Instruction: Within the records that follow, find every line containing the string "text". Copy those lines.

** Begin Listed entries **

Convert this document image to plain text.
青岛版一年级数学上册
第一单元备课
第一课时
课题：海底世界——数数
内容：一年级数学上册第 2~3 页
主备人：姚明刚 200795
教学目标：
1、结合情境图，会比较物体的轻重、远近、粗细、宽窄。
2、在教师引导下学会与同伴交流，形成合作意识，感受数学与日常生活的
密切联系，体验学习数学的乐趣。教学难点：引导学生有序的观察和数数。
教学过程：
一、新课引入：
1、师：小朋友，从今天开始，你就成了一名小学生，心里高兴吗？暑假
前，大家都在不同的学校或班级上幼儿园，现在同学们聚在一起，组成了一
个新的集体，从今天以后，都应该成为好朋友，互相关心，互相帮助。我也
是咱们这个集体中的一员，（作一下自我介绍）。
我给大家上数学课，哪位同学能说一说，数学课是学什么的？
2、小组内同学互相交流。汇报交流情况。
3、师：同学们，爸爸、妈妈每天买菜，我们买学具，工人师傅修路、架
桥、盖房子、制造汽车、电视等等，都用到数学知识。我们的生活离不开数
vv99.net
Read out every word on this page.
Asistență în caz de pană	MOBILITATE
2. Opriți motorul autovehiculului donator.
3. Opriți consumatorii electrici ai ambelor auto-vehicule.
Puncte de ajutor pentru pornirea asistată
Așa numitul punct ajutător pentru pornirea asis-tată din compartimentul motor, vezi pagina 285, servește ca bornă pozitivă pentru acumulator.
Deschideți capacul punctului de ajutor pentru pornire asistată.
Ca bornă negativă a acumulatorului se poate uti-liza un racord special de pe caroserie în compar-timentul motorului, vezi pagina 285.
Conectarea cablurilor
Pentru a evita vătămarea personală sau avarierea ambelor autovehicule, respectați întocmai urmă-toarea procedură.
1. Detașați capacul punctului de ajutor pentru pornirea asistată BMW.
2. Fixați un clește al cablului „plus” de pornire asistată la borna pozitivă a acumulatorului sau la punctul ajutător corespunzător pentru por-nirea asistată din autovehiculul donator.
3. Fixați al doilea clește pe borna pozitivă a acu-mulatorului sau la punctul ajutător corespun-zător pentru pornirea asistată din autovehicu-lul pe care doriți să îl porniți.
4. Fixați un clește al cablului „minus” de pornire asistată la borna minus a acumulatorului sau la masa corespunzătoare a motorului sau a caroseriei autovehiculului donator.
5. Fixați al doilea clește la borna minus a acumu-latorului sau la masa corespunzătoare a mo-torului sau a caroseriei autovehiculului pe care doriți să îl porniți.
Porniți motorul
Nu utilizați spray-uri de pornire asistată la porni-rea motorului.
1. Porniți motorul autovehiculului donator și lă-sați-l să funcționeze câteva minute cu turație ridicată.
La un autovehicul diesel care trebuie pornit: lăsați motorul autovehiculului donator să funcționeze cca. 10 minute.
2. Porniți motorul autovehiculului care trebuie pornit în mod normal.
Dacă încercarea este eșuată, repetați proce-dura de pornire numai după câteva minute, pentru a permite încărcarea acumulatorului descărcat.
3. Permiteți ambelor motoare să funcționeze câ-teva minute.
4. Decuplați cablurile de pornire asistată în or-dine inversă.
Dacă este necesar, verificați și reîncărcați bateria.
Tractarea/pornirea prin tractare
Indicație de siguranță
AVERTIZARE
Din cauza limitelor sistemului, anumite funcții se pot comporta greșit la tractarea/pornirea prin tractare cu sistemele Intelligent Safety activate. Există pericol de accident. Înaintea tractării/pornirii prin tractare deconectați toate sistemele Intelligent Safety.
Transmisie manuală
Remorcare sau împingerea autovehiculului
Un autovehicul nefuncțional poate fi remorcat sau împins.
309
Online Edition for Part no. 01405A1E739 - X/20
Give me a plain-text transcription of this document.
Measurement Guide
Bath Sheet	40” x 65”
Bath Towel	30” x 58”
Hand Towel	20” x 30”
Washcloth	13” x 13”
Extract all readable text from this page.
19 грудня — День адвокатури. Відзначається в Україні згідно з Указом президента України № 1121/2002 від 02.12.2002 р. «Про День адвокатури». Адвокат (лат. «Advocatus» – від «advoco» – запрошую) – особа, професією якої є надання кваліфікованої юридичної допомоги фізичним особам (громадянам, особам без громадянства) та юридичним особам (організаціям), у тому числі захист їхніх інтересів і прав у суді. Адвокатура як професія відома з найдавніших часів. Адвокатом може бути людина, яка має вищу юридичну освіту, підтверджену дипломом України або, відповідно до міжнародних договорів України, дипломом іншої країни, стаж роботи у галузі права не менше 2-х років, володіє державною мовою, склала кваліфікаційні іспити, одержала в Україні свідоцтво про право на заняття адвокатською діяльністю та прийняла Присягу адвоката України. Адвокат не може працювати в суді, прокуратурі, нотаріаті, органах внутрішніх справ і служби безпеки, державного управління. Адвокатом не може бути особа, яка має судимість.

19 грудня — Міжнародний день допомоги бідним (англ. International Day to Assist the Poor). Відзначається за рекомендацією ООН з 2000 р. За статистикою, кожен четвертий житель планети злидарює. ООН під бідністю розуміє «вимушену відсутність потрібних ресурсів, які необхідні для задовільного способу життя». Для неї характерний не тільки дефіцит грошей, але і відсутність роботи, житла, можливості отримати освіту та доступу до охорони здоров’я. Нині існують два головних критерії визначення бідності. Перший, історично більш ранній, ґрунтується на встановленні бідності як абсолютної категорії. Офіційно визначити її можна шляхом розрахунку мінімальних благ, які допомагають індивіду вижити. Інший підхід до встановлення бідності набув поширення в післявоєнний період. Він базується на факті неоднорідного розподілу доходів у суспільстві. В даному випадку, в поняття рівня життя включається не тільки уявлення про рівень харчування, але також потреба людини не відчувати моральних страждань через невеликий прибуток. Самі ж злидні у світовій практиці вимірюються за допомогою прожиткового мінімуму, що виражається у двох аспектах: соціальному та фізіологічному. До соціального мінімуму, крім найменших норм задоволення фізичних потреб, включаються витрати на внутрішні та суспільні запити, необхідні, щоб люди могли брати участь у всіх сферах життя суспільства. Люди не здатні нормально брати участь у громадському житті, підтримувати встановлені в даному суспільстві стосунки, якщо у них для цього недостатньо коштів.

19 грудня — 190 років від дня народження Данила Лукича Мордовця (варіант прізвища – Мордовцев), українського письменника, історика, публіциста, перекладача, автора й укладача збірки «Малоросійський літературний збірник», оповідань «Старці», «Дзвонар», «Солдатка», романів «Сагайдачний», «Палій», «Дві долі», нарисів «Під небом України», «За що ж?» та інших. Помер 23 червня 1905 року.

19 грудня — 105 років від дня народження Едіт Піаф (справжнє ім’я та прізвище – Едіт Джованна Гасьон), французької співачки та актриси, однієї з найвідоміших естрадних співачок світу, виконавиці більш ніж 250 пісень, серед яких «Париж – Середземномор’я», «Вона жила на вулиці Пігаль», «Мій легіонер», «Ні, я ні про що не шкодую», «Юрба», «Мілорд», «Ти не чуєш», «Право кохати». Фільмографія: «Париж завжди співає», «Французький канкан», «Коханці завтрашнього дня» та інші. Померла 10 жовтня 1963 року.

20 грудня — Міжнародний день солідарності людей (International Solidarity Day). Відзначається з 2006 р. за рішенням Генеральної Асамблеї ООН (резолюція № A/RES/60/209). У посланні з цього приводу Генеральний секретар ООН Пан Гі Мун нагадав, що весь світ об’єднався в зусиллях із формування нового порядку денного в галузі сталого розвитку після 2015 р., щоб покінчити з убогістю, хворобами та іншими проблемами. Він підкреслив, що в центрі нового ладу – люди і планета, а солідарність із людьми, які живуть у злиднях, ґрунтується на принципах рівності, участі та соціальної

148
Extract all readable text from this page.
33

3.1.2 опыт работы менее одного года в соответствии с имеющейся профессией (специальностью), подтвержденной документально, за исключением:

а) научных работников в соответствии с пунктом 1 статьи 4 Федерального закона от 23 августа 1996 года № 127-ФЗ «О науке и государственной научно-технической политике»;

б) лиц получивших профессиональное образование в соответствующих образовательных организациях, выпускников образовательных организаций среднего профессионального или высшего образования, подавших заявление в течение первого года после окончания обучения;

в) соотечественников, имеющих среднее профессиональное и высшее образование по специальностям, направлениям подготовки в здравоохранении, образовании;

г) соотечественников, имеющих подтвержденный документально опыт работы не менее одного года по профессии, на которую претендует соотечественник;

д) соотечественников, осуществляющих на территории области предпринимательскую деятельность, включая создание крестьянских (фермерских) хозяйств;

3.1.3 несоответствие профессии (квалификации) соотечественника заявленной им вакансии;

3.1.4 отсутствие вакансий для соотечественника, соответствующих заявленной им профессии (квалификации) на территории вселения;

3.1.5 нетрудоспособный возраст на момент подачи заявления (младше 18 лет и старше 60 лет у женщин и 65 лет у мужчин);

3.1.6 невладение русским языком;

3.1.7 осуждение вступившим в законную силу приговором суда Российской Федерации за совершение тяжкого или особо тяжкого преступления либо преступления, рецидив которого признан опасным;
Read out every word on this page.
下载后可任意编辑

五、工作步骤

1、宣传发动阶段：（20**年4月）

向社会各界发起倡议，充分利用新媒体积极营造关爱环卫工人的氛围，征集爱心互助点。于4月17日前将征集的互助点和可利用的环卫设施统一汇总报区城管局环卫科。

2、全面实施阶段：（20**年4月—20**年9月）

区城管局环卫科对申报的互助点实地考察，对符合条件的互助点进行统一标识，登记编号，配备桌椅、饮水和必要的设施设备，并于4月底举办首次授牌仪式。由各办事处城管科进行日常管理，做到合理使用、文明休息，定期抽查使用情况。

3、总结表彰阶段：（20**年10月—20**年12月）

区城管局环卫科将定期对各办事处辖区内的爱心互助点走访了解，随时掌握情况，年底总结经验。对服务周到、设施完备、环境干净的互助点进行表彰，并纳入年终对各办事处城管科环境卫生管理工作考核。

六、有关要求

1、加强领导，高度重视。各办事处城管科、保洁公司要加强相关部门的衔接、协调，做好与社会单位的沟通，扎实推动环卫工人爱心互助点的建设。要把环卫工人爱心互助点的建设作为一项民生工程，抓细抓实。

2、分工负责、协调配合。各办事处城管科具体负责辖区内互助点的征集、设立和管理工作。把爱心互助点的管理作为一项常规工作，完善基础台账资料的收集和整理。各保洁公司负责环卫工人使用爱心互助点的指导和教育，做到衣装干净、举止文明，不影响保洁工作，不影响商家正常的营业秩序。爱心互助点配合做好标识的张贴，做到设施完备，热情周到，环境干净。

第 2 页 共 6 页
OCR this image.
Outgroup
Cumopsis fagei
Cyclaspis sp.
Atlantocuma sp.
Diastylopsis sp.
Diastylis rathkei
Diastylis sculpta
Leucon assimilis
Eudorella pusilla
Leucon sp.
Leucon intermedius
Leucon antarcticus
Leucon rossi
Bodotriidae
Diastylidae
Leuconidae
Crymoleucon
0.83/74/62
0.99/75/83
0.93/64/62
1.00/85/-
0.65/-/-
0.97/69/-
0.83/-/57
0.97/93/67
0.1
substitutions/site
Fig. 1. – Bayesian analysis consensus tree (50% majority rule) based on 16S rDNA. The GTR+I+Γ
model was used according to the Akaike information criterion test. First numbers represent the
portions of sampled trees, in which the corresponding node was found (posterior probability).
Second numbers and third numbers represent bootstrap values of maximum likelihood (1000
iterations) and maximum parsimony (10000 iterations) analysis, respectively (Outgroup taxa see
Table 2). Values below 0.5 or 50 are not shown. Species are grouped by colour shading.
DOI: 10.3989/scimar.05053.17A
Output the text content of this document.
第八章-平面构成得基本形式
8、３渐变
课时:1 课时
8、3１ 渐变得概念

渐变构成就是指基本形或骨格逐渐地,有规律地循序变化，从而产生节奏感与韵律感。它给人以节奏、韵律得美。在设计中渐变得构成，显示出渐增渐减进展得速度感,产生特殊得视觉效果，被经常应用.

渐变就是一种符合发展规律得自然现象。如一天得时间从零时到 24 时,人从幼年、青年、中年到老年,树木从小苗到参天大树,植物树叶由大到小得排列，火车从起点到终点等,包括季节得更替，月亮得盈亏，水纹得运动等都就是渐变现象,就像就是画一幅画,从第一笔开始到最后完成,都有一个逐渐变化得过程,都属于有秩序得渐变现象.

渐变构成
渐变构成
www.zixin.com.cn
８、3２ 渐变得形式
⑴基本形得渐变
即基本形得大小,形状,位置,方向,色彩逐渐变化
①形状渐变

** End Listed entries **

The result:
Convert this document image to plain text.
Give me a plain-text transcription of this document.
Extract all readable text from this page.
Extract all readable text from this page.
Output the text content of this document.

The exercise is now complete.